• EXERCISE: Every line that contains the word "data" should be copied.

• INPUT FOR THIS TASK:

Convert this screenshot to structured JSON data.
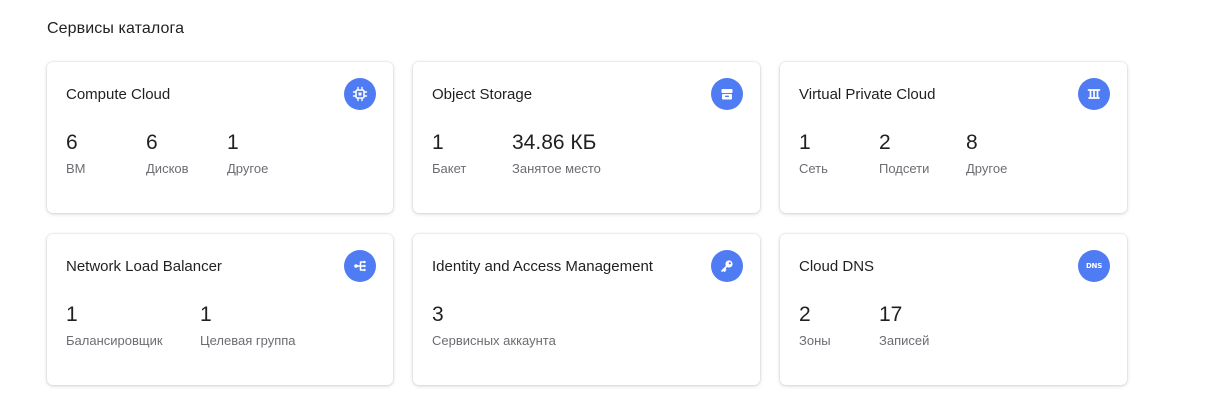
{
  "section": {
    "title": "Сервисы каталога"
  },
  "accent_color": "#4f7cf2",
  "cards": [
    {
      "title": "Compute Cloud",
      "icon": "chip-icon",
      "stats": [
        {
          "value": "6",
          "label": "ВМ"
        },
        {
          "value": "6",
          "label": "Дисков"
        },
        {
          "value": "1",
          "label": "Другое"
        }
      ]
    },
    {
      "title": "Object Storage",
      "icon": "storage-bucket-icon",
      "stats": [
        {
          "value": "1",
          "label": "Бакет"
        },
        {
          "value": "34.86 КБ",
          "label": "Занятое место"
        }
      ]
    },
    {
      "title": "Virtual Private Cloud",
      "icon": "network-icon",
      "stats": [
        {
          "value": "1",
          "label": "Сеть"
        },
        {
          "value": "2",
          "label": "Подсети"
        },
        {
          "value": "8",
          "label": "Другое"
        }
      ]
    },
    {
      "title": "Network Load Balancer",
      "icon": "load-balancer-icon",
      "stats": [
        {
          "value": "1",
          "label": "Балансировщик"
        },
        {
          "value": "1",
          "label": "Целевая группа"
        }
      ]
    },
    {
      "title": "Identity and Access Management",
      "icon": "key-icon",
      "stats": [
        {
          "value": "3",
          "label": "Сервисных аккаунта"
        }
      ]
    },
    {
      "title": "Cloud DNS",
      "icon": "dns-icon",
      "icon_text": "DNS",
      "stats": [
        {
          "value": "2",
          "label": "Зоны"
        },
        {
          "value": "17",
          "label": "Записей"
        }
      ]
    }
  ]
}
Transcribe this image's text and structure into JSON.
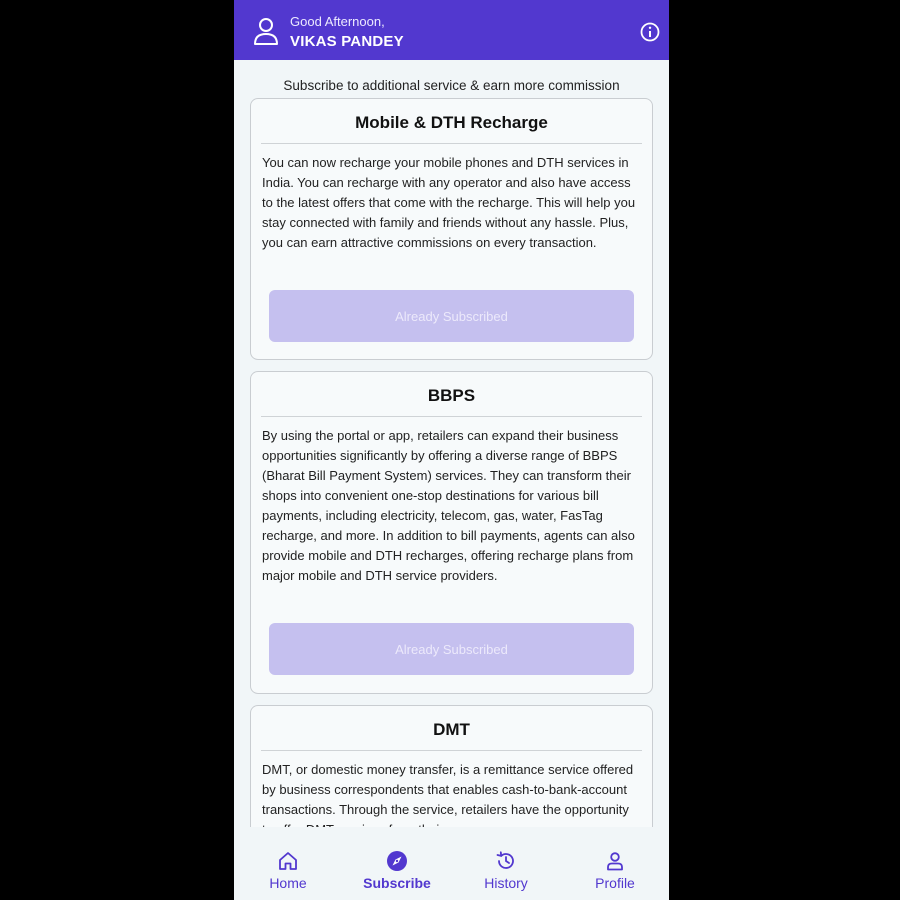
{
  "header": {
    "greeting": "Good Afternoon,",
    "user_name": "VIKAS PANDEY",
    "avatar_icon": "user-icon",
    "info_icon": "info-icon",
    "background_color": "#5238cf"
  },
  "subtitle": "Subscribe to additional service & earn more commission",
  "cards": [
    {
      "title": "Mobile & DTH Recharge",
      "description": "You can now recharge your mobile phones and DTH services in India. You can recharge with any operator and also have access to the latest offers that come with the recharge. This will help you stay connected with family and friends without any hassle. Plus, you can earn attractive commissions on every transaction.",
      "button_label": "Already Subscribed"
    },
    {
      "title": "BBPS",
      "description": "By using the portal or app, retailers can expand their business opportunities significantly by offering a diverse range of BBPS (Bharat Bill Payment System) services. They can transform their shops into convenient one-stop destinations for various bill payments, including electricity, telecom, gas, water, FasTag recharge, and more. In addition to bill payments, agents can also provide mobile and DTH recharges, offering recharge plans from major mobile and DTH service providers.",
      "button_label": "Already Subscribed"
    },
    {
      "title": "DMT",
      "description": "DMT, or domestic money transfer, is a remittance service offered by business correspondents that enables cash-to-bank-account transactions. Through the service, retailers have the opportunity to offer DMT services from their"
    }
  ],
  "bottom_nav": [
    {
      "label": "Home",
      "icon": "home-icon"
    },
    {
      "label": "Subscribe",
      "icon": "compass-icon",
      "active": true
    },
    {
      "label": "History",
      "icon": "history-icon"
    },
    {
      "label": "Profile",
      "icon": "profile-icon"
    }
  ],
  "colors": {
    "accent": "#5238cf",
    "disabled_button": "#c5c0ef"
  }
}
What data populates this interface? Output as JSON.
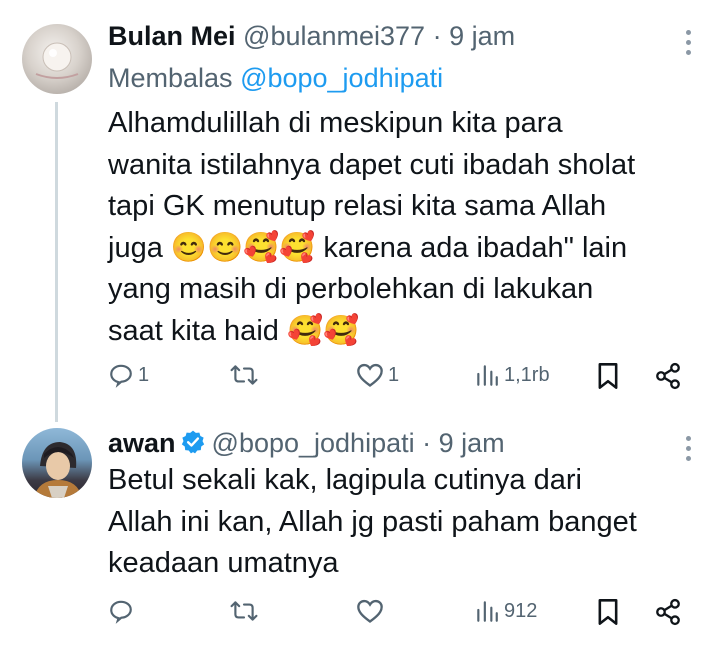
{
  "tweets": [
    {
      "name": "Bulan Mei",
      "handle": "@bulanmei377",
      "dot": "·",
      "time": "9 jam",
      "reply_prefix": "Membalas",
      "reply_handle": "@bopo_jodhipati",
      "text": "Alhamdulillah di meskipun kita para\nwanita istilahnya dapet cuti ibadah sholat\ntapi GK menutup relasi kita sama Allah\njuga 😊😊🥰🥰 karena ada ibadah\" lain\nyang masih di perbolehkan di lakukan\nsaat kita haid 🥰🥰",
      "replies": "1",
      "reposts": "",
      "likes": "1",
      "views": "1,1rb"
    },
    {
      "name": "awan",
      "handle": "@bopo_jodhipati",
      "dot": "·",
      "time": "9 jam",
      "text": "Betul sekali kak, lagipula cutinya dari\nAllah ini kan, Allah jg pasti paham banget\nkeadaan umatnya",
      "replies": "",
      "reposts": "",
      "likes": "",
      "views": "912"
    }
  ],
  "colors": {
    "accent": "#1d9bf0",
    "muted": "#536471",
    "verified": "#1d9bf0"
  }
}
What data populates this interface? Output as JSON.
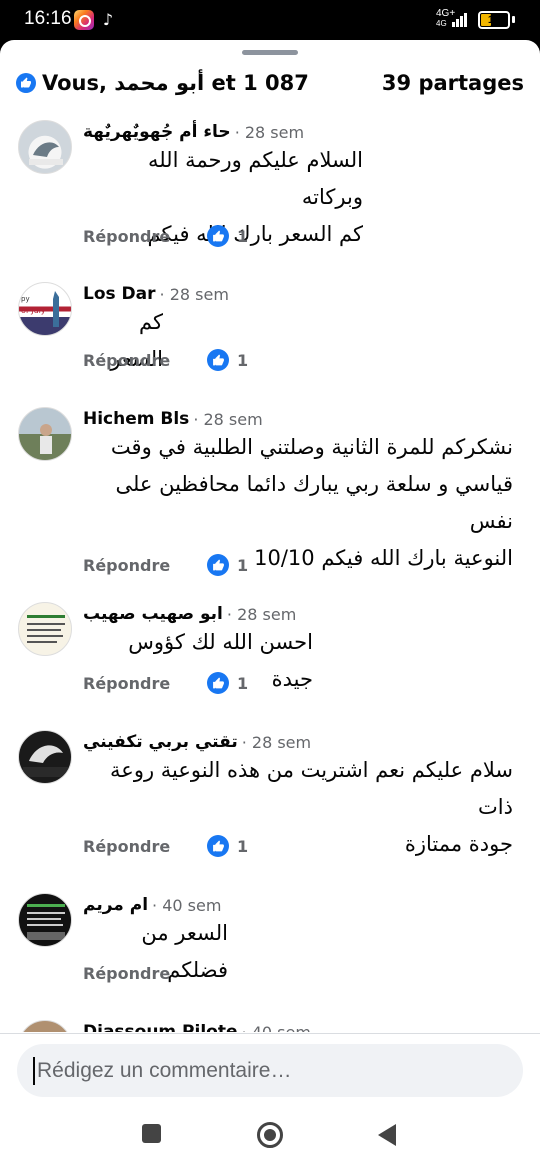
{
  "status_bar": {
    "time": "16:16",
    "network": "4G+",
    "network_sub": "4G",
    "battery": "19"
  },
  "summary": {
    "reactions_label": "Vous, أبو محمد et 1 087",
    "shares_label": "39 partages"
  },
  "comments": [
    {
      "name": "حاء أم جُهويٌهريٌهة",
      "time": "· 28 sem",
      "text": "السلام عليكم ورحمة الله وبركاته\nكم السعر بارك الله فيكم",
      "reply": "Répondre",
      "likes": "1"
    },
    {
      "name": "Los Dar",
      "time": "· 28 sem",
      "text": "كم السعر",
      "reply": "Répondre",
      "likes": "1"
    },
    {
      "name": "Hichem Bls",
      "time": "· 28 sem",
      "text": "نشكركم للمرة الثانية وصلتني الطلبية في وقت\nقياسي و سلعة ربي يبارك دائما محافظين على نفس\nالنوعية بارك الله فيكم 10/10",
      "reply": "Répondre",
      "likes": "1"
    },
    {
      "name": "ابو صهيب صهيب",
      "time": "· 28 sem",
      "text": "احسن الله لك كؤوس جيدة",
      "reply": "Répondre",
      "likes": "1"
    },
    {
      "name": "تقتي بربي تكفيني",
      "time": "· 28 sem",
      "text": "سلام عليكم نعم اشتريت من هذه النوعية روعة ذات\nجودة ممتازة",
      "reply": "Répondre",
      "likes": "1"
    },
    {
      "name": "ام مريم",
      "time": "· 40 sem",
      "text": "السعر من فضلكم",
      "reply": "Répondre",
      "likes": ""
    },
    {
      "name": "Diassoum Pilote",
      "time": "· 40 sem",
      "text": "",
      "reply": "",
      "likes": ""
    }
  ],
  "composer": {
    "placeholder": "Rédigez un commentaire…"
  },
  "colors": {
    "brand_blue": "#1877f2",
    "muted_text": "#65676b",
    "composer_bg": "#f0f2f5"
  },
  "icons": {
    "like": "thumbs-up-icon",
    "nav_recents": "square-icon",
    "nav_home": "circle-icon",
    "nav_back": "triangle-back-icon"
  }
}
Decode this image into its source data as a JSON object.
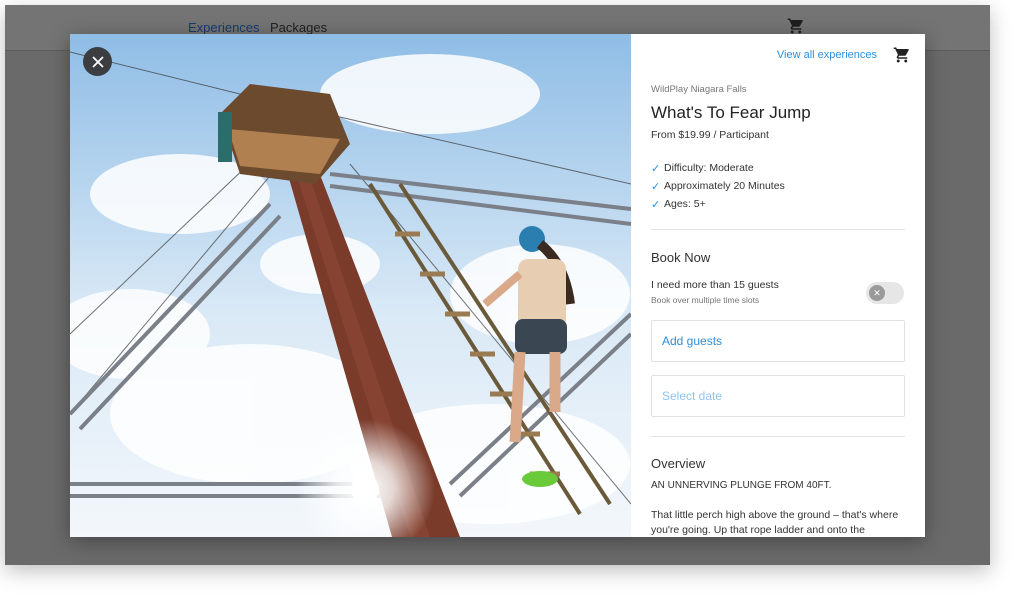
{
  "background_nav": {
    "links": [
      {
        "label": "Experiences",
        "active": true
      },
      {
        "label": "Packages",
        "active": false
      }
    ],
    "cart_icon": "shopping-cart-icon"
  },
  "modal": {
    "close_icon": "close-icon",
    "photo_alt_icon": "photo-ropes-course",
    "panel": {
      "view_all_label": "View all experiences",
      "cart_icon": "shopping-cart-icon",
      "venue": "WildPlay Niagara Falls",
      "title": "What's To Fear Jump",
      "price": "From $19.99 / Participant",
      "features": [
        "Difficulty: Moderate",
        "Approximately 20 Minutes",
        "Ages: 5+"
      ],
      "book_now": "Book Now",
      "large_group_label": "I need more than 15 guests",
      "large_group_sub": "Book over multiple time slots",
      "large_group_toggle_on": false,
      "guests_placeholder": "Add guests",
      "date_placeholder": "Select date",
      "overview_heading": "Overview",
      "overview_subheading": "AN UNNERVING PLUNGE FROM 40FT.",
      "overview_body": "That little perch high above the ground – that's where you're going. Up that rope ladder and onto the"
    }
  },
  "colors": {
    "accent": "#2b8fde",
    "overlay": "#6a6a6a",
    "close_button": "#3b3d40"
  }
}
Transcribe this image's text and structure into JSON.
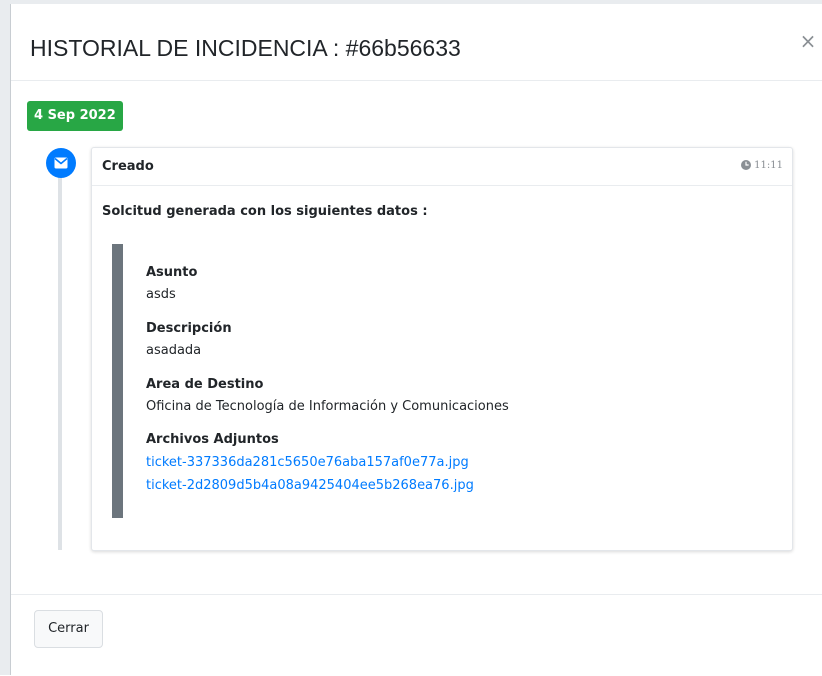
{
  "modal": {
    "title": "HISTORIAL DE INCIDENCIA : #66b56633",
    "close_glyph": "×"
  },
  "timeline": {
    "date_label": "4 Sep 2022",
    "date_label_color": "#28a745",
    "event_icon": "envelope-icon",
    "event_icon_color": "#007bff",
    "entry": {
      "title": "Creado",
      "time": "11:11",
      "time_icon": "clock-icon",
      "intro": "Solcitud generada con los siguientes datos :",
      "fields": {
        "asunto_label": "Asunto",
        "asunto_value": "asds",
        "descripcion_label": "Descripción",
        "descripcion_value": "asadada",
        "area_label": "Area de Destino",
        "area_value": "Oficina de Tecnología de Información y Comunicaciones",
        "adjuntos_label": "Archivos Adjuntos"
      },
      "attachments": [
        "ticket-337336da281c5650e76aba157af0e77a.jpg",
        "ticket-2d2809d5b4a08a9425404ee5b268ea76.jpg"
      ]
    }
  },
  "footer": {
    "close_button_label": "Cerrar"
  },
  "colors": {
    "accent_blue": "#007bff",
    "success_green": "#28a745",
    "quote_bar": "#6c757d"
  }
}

• WORKED SOLUTION:
Convert this screenshot to structured JSON data.
What data populates this interface? Output as JSON.
What data populates this interface? Output as JSON.
Decode this image into its source data as a JSON object.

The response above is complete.